_Supplied data:_
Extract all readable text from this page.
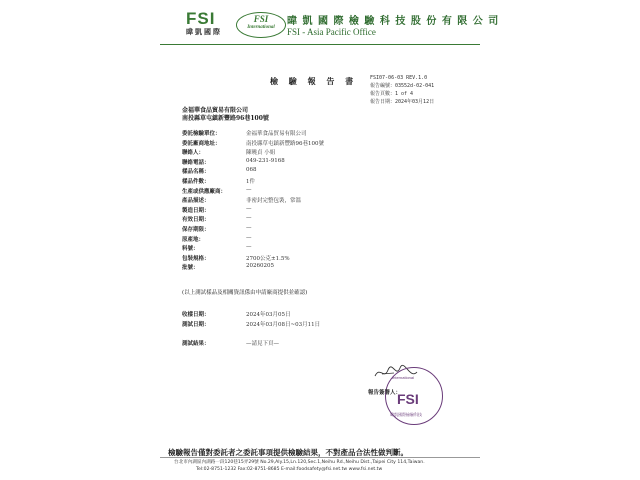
FSI
暐凱國際
FSI
International
暐 凱 國 際 檢 驗 科 技 股 份 有 限 公 司
FSI - Asia Pacific Office
檢 驗 報 告 書	FSI07-06-03 REV.1.0
報告編號：03552d-02-041
報告頁數：1 of 4
報告日期：2024年03月12日
金福華食品貿易有限公司
南投縣草屯鎮新豐路96巷100號
委託檢驗單位：	金福華食品貿易有限公司
委託廠商地址：	南投縣草屯鎮新豐路96巷100號
聯絡人：	陳曉貞 小姐
聯絡電話：	049-231-9168
樣品名稱：	068
樣品件數：	1件
生產或供應廠商：	—
產品描述：	非密封完整包裝，常溫
製造日期：	—
有效日期：	—
保存期限：	—
原產地：	—
料號：	—
包裝規格：	2700公克±1.5%
批號：	20260205
(以上測試樣品及相關資訊係由申請廠商提供並確認)
收樣日期：	2024年03月05日
測試日期：	2024年03月08日~03月11日
測試結果：	—請見下頁—
International
FSI
暐凱國際檢驗科技
報告簽署人：
檢驗報告僅對委託者之委託事項提供檢驗結果，不對產品合法性做判斷。
台北市內湖區內湖路一段120巷15弄29號 No.29,Aly.15,Ln.120,Sec.1,Neihu Rd.,Neihu Dist.,Taipei City 114,Taiwan.
Tel:02-8751-1232 Fax:02-8751-8685 E-mail:foodsafety@fsi.net.tw www.fsi.net.tw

_Direction:_ Print every record above exactly as written, leaving out the pictures.

_Problem solution:_
Extract all readable text from this page.
FSI
暐凱國際
FSI
International
暐 凱 國 際 檢 驗 科 技 股 份 有 限 公 司
FSI - Asia Pacific Office
檢 驗 報 告 書	FSI07-06-03 REV.1.0
報告編號：03552d-02-041
報告頁數：1 of 4
報告日期：2024年03月12日
金福華食品貿易有限公司
南投縣草屯鎮新豐路96巷100號
委託檢驗單位：	金福華食品貿易有限公司
委託廠商地址：	南投縣草屯鎮新豐路96巷100號
聯絡人：	陳曉貞 小姐
聯絡電話：	049-231-9168
樣品名稱：	068
樣品件數：	1件
生產或供應廠商：	—
產品描述：	非密封完整包裝，常溫
製造日期：	—
有效日期：	—
保存期限：	—
原產地：	—
料號：	—
包裝規格：	2700公克±1.5%
批號：	20260205
(以上測試樣品及相關資訊係由申請廠商提供並確認)
收樣日期：	2024年03月05日
測試日期：	2024年03月08日~03月11日
測試結果：	—請見下頁—
International
FSI
暐凱國際檢驗科技
報告簽署人：
檢驗報告僅對委託者之委託事項提供檢驗結果，不對產品合法性做判斷。
台北市內湖區內湖路一段120巷15弄29號 No.29,Aly.15,Ln.120,Sec.1,Neihu Rd.,Neihu Dist.,Taipei City 114,Taiwan.
Tel:02-8751-1232 Fax:02-8751-8685 E-mail:foodsafety@fsi.net.tw www.fsi.net.tw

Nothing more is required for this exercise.